Stored data
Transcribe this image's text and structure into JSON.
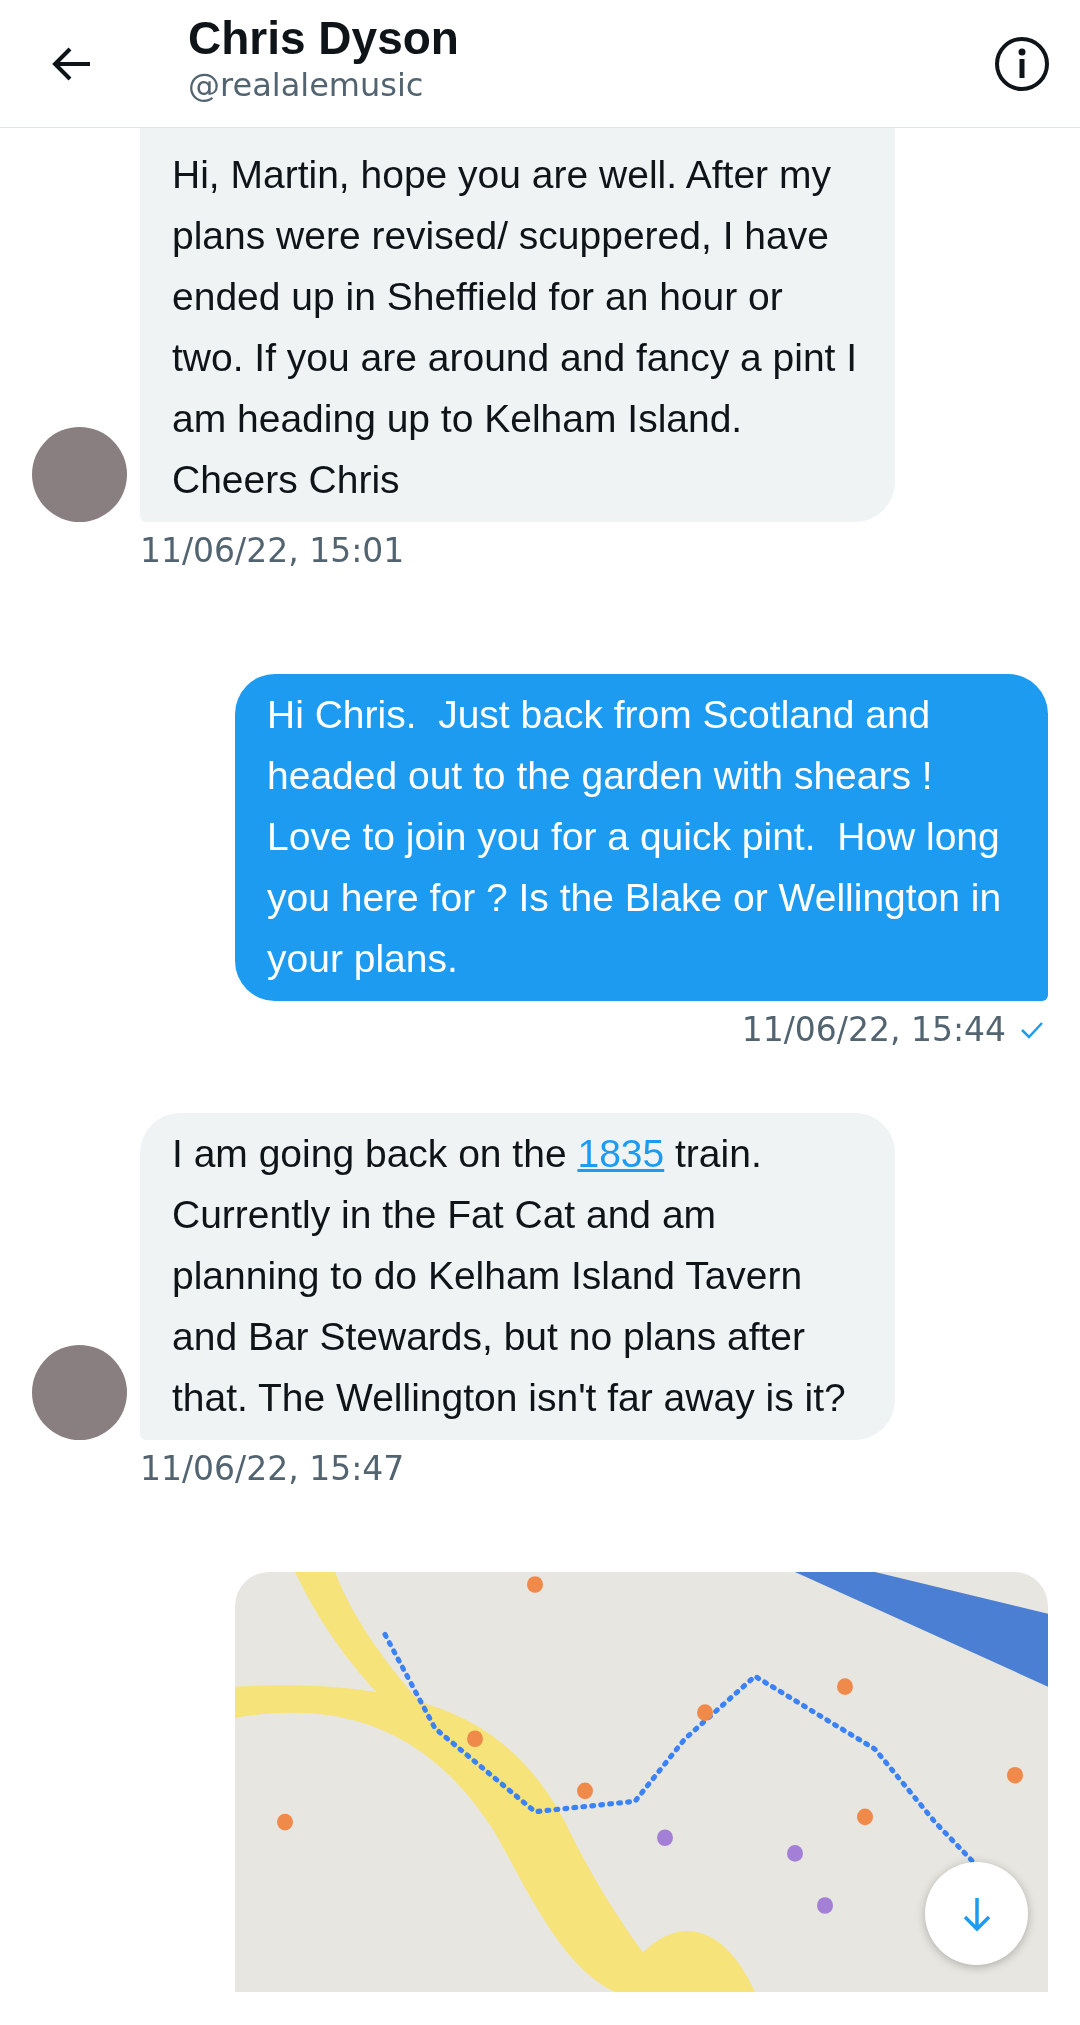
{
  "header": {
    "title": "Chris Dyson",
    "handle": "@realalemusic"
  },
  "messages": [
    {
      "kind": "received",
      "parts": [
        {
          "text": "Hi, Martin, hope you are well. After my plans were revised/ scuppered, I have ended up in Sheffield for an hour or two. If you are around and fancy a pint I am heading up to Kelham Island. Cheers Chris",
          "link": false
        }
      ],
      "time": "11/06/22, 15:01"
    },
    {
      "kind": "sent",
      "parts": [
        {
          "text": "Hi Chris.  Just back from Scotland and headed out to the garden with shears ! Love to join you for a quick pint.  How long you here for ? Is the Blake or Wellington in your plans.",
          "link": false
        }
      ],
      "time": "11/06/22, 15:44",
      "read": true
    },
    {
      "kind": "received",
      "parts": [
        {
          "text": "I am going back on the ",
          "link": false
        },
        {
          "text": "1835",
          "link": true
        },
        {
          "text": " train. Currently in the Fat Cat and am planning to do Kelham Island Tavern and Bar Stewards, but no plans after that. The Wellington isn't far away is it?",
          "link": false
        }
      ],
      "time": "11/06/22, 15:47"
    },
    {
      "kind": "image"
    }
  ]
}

---

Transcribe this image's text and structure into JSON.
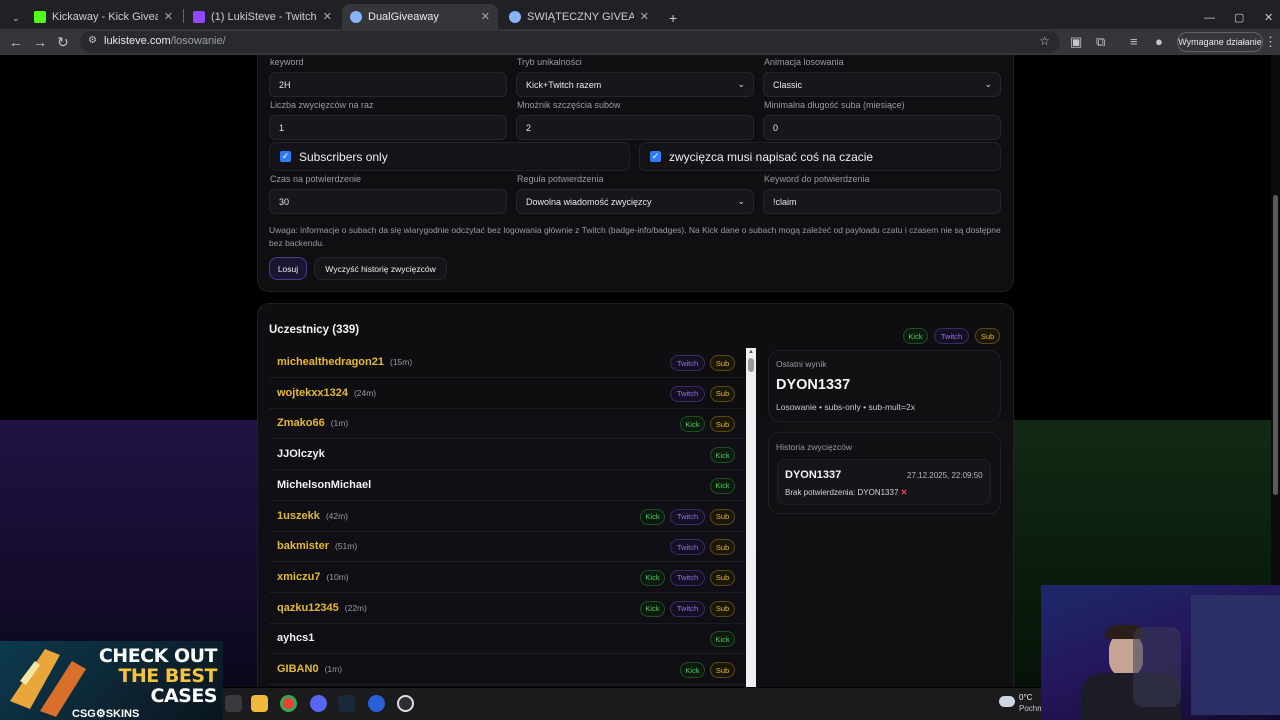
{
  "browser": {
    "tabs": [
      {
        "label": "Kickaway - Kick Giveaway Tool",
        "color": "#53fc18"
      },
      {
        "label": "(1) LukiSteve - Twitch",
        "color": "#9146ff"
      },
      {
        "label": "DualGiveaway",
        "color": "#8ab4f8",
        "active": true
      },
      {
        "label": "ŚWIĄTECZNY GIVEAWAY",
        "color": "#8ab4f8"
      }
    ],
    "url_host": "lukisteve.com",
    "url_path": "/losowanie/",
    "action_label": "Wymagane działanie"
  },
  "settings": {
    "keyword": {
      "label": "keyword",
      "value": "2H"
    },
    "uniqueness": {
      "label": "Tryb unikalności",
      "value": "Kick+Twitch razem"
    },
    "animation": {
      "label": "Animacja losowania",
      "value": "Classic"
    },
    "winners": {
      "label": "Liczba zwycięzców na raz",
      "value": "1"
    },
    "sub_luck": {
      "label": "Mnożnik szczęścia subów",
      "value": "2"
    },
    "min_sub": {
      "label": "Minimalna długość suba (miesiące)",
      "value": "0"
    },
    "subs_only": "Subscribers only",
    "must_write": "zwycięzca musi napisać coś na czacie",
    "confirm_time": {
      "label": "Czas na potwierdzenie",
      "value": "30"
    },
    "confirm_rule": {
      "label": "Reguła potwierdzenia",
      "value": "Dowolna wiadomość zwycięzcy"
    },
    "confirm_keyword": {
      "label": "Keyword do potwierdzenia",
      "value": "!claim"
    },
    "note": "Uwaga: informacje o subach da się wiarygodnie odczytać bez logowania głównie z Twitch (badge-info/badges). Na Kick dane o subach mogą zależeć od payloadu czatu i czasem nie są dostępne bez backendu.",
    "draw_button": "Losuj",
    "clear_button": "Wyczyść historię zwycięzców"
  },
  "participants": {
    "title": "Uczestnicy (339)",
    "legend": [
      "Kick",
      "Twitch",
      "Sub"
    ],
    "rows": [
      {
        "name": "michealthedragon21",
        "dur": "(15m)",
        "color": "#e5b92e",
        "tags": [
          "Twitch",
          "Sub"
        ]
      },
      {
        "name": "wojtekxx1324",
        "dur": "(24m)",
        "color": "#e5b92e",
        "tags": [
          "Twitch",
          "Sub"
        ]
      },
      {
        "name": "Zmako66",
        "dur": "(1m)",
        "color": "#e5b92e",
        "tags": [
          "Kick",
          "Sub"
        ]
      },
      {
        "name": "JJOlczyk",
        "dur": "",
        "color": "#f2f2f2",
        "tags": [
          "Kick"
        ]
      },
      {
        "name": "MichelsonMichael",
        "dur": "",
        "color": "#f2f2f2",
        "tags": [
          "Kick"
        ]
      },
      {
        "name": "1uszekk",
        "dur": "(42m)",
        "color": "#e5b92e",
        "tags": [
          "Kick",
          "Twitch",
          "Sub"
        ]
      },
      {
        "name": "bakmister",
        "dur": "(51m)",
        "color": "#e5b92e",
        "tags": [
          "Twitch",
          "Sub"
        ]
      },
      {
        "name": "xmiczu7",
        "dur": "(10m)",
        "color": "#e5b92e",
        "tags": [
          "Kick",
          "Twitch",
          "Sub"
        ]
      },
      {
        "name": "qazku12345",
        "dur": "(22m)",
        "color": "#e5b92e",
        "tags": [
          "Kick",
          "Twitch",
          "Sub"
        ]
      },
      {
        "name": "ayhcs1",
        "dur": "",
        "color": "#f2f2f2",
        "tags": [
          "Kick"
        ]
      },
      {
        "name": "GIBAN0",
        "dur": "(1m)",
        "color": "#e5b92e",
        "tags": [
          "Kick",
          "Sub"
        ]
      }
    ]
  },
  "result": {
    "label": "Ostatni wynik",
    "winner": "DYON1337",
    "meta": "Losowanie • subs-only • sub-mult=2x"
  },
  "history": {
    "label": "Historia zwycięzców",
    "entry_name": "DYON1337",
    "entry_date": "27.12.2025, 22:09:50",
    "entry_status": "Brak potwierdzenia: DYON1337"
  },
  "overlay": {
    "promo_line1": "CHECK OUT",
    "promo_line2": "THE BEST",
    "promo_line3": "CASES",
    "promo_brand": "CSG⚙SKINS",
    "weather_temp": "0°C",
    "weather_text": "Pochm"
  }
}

Requirement:
Give the number of lines in the records that contain the string "only", and nothing besides.

Solution:
2